— start —
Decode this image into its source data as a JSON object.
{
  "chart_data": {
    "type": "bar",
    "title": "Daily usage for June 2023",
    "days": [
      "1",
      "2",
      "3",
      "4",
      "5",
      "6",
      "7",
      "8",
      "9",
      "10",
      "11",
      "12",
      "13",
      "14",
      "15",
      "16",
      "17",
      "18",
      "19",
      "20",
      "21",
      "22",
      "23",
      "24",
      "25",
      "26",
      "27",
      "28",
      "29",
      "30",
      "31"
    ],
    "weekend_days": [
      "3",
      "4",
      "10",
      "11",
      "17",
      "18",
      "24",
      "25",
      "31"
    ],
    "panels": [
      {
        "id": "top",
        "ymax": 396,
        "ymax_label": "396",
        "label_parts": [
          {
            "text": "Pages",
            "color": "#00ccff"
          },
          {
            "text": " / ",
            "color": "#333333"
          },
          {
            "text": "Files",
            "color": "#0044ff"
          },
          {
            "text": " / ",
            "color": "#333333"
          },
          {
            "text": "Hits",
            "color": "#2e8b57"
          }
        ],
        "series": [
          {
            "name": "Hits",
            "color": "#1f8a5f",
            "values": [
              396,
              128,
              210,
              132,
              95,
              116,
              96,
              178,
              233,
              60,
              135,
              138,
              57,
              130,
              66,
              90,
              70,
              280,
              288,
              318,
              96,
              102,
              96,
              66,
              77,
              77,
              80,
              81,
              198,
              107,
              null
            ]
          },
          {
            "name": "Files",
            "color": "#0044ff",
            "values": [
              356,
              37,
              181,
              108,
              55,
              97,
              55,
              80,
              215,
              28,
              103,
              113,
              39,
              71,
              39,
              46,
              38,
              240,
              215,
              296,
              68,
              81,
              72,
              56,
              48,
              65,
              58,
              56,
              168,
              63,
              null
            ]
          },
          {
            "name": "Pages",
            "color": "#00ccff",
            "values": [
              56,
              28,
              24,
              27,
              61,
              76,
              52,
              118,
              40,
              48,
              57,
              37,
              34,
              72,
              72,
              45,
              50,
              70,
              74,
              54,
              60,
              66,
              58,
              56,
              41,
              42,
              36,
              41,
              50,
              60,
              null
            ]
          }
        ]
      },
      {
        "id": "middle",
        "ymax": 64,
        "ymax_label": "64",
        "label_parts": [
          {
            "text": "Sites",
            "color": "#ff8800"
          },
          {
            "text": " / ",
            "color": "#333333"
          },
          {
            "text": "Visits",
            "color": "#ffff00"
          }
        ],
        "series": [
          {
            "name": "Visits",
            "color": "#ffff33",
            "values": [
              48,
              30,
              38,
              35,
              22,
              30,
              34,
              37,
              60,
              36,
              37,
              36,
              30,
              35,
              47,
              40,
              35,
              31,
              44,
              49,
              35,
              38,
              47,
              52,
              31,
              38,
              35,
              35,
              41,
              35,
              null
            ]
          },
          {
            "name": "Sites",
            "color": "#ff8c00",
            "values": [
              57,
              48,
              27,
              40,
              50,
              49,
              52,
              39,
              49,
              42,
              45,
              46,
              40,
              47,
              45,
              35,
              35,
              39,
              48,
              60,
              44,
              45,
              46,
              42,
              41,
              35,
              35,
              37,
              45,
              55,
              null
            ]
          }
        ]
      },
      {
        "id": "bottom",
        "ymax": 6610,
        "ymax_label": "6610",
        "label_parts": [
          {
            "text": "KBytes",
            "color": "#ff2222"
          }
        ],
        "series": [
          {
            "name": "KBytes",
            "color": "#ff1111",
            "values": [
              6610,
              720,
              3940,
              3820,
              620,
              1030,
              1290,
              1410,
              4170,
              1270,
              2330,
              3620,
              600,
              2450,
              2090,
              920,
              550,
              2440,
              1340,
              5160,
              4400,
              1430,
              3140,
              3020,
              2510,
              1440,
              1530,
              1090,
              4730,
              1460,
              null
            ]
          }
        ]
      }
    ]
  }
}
— end —
Written request
Take the entries and copy them out exactly.

Response to the exercise
Decode this image into its source data as a JSON object.
{
  "chart_data": {
    "type": "bar",
    "title": "Daily usage for June 2023",
    "days": [
      "1",
      "2",
      "3",
      "4",
      "5",
      "6",
      "7",
      "8",
      "9",
      "10",
      "11",
      "12",
      "13",
      "14",
      "15",
      "16",
      "17",
      "18",
      "19",
      "20",
      "21",
      "22",
      "23",
      "24",
      "25",
      "26",
      "27",
      "28",
      "29",
      "30",
      "31"
    ],
    "weekend_days": [
      "3",
      "4",
      "10",
      "11",
      "17",
      "18",
      "24",
      "25",
      "31"
    ],
    "panels": [
      {
        "id": "top",
        "ymax": 396,
        "ymax_label": "396",
        "label_parts": [
          {
            "text": "Pages",
            "color": "#00ccff"
          },
          {
            "text": " / ",
            "color": "#333333"
          },
          {
            "text": "Files",
            "color": "#0044ff"
          },
          {
            "text": " / ",
            "color": "#333333"
          },
          {
            "text": "Hits",
            "color": "#2e8b57"
          }
        ],
        "series": [
          {
            "name": "Hits",
            "color": "#1f8a5f",
            "values": [
              396,
              128,
              210,
              132,
              95,
              116,
              96,
              178,
              233,
              60,
              135,
              138,
              57,
              130,
              66,
              90,
              70,
              280,
              288,
              318,
              96,
              102,
              96,
              66,
              77,
              77,
              80,
              81,
              198,
              107,
              null
            ]
          },
          {
            "name": "Files",
            "color": "#0044ff",
            "values": [
              356,
              37,
              181,
              108,
              55,
              97,
              55,
              80,
              215,
              28,
              103,
              113,
              39,
              71,
              39,
              46,
              38,
              240,
              215,
              296,
              68,
              81,
              72,
              56,
              48,
              65,
              58,
              56,
              168,
              63,
              null
            ]
          },
          {
            "name": "Pages",
            "color": "#00ccff",
            "values": [
              56,
              28,
              24,
              27,
              61,
              76,
              52,
              118,
              40,
              48,
              57,
              37,
              34,
              72,
              72,
              45,
              50,
              70,
              74,
              54,
              60,
              66,
              58,
              56,
              41,
              42,
              36,
              41,
              50,
              60,
              null
            ]
          }
        ]
      },
      {
        "id": "middle",
        "ymax": 64,
        "ymax_label": "64",
        "label_parts": [
          {
            "text": "Sites",
            "color": "#ff8800"
          },
          {
            "text": " / ",
            "color": "#333333"
          },
          {
            "text": "Visits",
            "color": "#ffff00"
          }
        ],
        "series": [
          {
            "name": "Visits",
            "color": "#ffff33",
            "values": [
              48,
              30,
              38,
              35,
              22,
              30,
              34,
              37,
              60,
              36,
              37,
              36,
              30,
              35,
              47,
              40,
              35,
              31,
              44,
              49,
              35,
              38,
              47,
              52,
              31,
              38,
              35,
              35,
              41,
              35,
              null
            ]
          },
          {
            "name": "Sites",
            "color": "#ff8c00",
            "values": [
              57,
              48,
              27,
              40,
              50,
              49,
              52,
              39,
              49,
              42,
              45,
              46,
              40,
              47,
              45,
              35,
              35,
              39,
              48,
              60,
              44,
              45,
              46,
              42,
              41,
              35,
              35,
              37,
              45,
              55,
              null
            ]
          }
        ]
      },
      {
        "id": "bottom",
        "ymax": 6610,
        "ymax_label": "6610",
        "label_parts": [
          {
            "text": "KBytes",
            "color": "#ff2222"
          }
        ],
        "series": [
          {
            "name": "KBytes",
            "color": "#ff1111",
            "values": [
              6610,
              720,
              3940,
              3820,
              620,
              1030,
              1290,
              1410,
              4170,
              1270,
              2330,
              3620,
              600,
              2450,
              2090,
              920,
              550,
              2440,
              1340,
              5160,
              4400,
              1430,
              3140,
              3020,
              2510,
              1440,
              1530,
              1090,
              4730,
              1460,
              null
            ]
          }
        ]
      }
    ]
  }
}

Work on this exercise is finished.